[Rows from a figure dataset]
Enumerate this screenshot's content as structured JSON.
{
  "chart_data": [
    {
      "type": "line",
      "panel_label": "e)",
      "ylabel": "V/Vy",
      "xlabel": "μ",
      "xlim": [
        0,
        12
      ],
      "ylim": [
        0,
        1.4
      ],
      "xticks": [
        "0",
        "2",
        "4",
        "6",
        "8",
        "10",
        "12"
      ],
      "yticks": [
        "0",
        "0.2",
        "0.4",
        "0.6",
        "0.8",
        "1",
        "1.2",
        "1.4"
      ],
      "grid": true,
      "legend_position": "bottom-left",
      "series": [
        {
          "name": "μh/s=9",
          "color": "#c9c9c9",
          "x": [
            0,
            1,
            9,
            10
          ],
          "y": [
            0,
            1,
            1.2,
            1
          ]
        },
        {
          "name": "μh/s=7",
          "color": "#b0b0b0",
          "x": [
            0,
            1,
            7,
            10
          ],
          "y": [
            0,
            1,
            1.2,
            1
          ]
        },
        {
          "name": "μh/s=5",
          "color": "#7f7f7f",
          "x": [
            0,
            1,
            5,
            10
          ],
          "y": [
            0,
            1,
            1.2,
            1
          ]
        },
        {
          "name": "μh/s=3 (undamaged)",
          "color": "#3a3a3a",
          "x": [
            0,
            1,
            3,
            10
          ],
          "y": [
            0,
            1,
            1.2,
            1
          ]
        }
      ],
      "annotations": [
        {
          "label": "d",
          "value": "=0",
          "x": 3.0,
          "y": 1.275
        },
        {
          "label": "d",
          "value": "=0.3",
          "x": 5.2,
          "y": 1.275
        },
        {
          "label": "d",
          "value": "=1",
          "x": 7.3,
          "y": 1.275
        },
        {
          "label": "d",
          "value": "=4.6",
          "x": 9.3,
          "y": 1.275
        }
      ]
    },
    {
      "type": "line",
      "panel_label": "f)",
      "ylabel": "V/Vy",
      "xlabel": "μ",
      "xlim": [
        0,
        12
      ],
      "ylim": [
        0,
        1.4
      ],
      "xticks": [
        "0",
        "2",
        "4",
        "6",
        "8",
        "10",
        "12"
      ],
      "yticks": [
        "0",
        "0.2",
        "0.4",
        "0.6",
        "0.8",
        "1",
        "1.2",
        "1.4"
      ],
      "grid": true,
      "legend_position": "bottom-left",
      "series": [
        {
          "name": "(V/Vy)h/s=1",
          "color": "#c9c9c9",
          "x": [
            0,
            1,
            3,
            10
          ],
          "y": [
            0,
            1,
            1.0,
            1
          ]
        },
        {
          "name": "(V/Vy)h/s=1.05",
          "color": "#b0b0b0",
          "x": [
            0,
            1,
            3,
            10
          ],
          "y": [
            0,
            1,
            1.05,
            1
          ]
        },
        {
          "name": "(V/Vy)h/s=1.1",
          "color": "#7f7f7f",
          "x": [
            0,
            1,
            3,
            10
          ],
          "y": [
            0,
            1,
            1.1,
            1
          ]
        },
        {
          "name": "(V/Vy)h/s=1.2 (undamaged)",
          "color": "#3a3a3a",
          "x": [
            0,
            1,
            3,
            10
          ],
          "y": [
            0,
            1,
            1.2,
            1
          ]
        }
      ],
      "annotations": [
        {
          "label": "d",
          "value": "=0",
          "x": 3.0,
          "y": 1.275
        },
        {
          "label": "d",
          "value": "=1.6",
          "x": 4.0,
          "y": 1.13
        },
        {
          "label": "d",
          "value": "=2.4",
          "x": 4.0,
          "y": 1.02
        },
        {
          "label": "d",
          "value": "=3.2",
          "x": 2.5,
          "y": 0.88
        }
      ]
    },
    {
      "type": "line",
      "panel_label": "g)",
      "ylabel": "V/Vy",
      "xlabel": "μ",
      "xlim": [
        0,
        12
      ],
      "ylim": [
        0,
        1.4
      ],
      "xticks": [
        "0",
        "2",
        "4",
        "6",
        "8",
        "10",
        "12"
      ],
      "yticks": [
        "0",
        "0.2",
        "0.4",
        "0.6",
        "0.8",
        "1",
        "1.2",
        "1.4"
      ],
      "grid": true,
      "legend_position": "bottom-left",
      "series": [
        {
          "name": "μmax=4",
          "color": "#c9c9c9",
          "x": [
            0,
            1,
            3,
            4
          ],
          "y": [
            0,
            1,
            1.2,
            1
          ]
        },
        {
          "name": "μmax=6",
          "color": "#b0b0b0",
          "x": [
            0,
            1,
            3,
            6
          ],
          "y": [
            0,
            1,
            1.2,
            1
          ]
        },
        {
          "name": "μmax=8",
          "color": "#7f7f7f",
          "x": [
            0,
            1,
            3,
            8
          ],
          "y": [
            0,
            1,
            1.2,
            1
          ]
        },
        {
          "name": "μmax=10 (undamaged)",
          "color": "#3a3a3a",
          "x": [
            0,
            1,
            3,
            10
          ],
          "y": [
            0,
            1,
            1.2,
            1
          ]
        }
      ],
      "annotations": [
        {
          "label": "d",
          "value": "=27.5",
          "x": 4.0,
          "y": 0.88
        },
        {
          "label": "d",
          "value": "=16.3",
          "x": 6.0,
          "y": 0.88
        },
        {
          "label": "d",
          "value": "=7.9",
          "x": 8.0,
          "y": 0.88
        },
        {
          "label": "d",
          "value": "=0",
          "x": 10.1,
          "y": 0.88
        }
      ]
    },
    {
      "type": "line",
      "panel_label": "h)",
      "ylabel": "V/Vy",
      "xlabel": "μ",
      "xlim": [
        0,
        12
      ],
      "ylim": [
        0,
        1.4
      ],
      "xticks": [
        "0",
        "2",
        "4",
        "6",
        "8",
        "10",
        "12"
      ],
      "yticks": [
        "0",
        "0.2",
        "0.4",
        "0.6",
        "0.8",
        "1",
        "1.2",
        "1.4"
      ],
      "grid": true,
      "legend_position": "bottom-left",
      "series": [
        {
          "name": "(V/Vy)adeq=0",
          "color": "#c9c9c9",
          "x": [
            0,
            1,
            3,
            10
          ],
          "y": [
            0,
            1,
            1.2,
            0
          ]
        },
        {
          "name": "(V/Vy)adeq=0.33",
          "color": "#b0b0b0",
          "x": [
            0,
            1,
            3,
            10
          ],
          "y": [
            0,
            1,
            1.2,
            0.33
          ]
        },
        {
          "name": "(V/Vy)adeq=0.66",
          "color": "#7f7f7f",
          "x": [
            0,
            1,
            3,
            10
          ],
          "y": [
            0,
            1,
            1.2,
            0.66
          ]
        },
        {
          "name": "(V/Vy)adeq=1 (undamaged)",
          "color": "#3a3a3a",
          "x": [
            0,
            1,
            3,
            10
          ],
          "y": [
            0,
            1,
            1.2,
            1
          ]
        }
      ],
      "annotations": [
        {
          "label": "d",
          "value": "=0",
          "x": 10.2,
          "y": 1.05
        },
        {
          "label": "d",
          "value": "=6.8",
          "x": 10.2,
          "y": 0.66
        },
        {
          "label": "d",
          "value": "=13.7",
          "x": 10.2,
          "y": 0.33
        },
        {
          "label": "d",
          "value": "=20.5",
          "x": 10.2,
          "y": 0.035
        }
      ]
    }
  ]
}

[WHAT TO WORK ON]
Gather all lines from the records above in which "μmax" appears.

[RESPONSE BELOW]
          "name": "μmax=4",
          "name": "μmax=6",
          "name": "μmax=8",
          "name": "μmax=10 (undamaged)",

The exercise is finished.